Prompt
Say how many lines contain the word "Linprunnst" and give no other text.

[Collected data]

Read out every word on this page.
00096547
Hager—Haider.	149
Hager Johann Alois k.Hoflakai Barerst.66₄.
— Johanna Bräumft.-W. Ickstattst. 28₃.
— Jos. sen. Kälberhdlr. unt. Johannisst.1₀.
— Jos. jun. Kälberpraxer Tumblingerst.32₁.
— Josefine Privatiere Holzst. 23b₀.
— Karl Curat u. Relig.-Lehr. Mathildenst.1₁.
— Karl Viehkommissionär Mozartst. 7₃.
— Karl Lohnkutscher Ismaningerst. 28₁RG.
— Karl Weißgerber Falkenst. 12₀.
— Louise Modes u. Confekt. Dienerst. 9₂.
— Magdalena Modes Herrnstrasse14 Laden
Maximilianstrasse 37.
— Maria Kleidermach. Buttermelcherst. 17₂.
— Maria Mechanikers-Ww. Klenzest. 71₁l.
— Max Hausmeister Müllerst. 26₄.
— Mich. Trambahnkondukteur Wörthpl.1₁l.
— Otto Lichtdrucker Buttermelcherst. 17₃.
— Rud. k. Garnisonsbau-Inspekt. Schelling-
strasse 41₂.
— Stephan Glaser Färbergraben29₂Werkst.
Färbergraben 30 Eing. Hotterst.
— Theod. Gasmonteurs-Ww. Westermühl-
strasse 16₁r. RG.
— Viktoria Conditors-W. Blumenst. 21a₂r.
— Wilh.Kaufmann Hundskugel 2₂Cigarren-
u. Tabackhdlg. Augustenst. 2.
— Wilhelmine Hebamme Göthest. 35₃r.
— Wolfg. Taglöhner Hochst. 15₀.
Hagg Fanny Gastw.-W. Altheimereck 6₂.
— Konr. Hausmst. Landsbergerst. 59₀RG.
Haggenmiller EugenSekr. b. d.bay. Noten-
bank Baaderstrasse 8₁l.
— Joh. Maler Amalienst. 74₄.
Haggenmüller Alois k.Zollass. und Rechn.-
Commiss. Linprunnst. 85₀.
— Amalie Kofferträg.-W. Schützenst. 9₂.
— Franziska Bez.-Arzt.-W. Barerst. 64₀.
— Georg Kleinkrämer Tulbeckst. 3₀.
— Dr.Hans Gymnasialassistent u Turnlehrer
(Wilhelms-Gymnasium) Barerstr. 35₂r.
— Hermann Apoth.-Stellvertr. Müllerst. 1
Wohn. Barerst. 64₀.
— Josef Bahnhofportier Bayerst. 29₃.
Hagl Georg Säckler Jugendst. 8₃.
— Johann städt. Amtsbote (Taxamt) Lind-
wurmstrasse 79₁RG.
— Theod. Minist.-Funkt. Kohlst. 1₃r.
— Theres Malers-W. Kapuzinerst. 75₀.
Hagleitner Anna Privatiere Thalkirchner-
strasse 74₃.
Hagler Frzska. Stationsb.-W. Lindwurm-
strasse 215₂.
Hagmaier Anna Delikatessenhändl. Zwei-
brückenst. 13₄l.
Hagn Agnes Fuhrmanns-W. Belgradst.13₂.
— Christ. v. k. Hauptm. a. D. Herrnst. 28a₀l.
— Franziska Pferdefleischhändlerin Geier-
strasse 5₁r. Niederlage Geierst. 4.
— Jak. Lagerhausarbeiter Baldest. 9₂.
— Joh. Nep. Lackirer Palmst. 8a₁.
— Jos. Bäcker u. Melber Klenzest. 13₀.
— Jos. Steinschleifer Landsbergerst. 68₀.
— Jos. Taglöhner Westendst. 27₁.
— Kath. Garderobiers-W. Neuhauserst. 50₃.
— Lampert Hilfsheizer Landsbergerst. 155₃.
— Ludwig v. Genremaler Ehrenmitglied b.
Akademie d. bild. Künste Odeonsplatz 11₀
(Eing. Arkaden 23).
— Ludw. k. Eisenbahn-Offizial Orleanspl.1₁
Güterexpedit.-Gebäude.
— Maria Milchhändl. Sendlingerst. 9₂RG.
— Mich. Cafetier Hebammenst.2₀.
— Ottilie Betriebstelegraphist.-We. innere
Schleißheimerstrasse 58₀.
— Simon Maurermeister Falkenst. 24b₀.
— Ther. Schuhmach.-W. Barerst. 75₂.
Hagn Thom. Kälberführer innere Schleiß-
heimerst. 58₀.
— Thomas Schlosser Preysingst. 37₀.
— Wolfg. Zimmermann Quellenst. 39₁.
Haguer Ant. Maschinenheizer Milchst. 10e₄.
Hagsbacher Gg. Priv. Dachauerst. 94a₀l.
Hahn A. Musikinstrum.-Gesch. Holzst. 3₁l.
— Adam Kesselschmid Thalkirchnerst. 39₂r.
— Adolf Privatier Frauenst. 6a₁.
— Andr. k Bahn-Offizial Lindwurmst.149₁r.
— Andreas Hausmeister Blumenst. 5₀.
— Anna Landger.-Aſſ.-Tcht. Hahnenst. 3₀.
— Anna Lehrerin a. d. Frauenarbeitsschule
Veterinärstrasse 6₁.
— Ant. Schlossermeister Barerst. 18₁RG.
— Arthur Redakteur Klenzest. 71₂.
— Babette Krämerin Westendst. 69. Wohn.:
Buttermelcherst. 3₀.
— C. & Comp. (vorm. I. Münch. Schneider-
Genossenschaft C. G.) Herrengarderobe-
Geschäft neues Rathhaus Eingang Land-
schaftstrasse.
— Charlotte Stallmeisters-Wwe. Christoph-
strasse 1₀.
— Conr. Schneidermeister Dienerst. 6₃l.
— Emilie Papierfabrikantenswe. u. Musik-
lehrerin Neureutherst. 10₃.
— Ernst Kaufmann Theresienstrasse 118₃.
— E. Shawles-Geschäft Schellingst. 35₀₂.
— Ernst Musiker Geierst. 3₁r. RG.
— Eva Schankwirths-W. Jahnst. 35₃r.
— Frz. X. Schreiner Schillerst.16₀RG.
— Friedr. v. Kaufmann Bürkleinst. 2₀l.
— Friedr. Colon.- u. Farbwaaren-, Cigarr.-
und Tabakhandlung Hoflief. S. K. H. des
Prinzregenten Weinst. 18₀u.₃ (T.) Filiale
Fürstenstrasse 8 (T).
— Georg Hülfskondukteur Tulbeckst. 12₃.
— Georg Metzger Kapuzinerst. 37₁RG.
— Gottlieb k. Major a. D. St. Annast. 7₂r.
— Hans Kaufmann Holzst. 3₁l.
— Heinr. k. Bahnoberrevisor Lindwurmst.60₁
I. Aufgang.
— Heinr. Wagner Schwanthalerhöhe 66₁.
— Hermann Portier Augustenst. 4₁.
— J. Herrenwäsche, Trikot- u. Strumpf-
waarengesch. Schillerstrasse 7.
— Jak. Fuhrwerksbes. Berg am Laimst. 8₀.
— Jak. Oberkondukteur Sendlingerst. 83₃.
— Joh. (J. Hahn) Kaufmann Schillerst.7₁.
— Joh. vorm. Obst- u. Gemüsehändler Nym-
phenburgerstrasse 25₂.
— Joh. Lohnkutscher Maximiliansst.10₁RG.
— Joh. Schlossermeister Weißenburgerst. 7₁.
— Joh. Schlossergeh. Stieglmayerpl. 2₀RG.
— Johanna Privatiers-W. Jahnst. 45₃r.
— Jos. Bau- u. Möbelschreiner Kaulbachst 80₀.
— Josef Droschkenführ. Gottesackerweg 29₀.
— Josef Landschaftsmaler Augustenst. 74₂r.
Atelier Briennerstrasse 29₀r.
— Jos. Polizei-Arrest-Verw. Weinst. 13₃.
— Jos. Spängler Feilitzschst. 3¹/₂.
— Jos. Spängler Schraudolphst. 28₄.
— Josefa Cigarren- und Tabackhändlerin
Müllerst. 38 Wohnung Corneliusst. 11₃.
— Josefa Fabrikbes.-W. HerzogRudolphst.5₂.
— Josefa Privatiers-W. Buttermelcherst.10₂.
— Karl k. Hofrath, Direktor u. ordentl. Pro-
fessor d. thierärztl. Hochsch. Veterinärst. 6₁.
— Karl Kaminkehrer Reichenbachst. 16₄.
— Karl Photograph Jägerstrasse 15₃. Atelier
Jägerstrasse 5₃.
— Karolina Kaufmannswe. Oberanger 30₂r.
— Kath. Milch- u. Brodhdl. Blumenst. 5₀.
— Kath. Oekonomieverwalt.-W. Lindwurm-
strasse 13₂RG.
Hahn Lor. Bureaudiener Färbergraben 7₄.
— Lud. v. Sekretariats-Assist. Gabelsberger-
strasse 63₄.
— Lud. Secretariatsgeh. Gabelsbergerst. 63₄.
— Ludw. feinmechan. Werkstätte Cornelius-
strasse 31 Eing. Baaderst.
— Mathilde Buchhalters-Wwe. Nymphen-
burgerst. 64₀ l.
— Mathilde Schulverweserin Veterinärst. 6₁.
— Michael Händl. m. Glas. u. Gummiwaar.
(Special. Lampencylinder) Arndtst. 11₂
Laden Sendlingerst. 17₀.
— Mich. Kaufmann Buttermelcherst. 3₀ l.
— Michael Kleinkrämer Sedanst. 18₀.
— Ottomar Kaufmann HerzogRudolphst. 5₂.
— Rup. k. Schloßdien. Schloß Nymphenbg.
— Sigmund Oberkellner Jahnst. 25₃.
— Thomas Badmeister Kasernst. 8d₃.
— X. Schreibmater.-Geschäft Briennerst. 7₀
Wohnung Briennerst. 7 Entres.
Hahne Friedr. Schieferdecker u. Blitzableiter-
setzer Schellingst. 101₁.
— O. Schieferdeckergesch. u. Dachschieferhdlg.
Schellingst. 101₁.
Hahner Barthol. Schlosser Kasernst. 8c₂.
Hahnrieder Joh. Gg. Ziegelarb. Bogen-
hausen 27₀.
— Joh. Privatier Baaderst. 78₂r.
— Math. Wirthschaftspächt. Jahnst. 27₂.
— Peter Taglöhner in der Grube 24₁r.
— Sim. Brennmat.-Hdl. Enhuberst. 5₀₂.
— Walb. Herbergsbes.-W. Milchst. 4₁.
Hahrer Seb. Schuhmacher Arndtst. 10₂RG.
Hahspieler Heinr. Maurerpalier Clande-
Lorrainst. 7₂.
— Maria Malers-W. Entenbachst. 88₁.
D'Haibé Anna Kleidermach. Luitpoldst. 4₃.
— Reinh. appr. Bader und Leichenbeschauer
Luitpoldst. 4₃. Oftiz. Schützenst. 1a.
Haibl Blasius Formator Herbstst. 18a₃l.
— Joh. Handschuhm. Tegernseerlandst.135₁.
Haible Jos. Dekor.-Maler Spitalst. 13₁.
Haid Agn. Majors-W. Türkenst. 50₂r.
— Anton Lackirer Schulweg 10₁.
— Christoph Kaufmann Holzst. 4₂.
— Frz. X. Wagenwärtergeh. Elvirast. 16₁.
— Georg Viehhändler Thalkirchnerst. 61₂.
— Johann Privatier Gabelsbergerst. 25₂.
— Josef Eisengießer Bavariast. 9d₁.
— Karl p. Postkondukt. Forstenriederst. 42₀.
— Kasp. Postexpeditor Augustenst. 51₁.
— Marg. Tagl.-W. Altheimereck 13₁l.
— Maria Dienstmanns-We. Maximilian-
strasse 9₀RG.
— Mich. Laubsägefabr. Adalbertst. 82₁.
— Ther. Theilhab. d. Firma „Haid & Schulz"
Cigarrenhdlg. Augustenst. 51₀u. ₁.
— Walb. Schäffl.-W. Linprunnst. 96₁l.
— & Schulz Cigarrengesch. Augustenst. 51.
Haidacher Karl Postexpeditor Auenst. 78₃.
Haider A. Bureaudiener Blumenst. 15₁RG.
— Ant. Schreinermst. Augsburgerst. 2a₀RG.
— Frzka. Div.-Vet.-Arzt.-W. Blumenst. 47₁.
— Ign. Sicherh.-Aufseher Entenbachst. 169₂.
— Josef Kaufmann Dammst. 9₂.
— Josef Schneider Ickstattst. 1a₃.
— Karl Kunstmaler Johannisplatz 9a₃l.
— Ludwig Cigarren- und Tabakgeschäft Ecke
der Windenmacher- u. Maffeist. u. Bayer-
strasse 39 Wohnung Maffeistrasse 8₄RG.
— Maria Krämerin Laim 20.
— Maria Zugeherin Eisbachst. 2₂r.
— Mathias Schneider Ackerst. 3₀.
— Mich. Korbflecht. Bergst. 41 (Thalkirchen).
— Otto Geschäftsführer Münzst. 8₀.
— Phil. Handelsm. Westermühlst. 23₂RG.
--
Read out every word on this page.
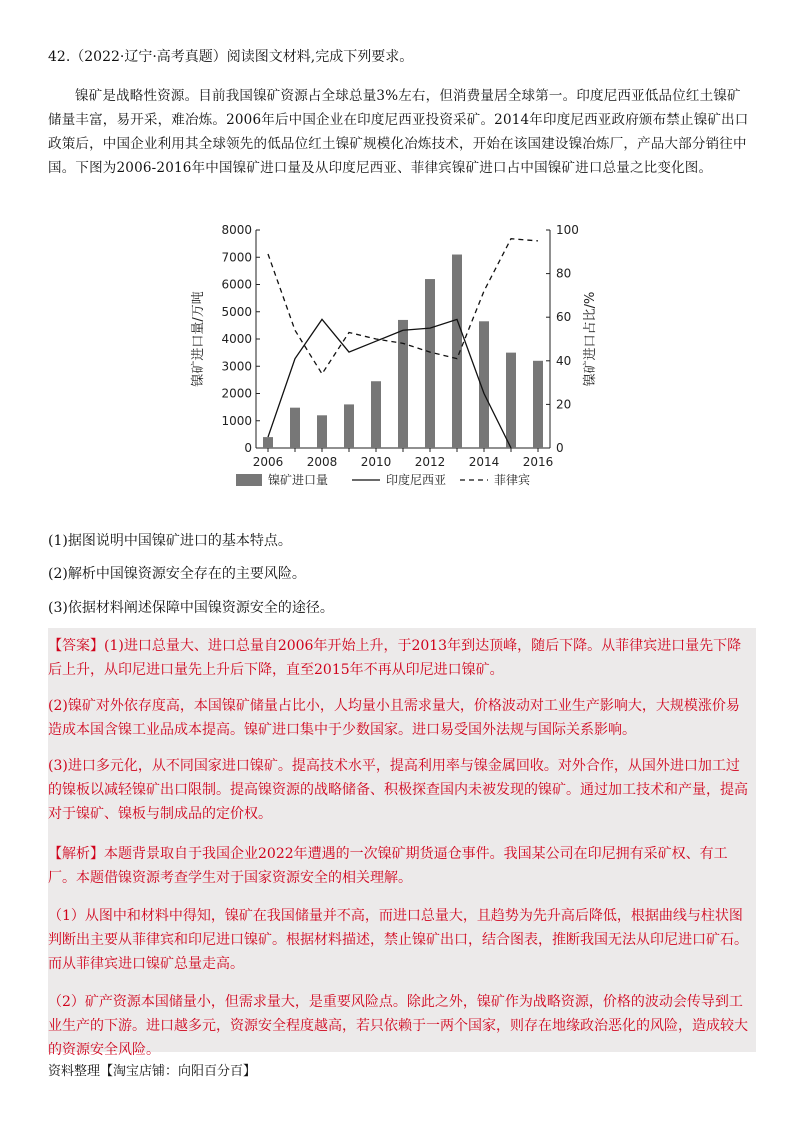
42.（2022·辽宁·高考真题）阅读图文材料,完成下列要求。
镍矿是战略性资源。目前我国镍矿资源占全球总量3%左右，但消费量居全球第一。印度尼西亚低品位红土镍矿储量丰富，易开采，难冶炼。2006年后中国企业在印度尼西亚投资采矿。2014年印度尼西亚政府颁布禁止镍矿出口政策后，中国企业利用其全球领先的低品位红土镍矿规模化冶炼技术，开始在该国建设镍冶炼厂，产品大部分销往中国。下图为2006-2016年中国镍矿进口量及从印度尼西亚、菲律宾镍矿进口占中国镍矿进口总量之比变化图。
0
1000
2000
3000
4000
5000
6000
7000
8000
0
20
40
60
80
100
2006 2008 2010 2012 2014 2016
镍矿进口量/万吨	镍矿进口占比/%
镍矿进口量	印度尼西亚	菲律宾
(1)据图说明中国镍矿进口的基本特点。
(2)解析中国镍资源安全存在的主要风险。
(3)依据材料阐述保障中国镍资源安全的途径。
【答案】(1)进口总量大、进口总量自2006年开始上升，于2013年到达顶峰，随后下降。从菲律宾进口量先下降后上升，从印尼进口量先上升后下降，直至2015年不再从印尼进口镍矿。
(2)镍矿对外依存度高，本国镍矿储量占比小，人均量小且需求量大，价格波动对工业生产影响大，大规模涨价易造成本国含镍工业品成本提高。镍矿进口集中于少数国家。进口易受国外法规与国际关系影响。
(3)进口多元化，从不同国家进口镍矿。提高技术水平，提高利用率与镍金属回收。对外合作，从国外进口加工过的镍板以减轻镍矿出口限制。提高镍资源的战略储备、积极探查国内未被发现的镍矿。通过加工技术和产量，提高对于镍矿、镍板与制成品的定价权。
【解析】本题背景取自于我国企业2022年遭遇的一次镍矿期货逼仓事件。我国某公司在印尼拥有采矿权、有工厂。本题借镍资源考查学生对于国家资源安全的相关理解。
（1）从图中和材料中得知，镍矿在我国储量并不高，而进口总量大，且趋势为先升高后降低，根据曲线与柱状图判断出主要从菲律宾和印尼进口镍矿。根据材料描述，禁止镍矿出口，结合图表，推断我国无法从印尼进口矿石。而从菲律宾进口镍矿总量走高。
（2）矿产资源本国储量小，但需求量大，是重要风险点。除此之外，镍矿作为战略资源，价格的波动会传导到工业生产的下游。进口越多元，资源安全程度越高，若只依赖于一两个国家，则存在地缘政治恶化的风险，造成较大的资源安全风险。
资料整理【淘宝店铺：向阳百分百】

Response
2